Stored data entries:
——————
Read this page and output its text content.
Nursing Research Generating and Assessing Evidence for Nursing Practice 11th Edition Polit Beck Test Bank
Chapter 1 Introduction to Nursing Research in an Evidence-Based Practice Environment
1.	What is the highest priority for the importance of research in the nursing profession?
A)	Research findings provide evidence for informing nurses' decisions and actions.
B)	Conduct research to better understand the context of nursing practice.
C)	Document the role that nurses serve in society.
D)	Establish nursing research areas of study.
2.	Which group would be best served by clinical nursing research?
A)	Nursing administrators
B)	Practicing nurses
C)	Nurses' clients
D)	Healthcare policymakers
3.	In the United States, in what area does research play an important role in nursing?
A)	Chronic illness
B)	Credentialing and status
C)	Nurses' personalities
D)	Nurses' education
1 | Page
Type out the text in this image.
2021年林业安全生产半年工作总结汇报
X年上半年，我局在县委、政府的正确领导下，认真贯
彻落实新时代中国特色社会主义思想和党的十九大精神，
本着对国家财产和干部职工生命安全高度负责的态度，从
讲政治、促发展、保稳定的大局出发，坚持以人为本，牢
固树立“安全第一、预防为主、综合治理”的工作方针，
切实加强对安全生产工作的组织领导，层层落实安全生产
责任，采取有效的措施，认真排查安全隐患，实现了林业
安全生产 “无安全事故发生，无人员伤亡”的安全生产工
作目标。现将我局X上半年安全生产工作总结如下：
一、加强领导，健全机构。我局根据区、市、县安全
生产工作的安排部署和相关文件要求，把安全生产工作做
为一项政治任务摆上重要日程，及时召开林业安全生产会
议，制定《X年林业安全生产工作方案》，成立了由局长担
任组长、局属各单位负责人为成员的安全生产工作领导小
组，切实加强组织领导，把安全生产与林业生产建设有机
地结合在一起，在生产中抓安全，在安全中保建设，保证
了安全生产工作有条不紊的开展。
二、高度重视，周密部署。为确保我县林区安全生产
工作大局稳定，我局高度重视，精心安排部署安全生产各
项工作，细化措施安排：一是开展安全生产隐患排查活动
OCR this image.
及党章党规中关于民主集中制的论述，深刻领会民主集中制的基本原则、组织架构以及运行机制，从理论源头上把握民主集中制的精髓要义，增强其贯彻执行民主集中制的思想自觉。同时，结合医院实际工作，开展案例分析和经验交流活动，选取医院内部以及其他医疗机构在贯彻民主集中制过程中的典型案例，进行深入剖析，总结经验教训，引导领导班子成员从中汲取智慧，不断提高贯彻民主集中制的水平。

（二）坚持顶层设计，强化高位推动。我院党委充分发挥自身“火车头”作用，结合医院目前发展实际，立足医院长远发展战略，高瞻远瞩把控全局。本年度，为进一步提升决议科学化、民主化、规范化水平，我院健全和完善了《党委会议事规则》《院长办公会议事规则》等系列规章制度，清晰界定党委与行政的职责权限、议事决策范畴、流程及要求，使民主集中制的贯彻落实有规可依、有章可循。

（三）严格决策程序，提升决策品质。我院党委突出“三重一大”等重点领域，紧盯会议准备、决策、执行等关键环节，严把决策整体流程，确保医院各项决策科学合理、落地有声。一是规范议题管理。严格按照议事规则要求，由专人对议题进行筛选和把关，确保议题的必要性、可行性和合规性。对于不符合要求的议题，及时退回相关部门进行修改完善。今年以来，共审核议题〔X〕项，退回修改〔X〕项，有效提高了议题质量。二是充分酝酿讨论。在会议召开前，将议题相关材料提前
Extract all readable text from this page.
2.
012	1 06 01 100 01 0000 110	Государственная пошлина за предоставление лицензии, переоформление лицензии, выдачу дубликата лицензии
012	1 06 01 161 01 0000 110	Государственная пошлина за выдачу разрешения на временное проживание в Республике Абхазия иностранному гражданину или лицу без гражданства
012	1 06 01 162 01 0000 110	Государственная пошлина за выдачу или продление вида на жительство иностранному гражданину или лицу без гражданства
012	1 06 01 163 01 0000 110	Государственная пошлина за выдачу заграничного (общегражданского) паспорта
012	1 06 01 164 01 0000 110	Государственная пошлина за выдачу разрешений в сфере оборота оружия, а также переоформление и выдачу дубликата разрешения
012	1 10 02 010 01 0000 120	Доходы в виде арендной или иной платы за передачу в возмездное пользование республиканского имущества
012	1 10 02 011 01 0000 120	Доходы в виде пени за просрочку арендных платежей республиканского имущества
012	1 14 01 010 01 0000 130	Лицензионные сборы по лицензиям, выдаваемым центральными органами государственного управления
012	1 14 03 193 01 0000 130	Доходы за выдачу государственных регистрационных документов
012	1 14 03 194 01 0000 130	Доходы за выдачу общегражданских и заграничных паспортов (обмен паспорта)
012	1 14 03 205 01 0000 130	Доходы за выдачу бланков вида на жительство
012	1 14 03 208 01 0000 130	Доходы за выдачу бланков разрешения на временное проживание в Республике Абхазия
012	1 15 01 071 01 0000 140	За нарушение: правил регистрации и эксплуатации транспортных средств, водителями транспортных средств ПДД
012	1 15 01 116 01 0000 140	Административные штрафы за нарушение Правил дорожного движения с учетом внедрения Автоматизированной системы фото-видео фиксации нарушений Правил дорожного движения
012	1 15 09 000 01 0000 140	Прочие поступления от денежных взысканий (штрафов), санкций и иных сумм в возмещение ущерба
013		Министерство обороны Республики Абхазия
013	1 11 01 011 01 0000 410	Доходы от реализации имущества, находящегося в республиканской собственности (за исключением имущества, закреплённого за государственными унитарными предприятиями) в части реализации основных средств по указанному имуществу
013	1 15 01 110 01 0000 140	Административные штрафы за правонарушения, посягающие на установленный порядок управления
——————
:: TASK STATEMENT ::
Only the number is required: the count of lines containing the word "паспорта".

:: WORKED SOLUTION ::
2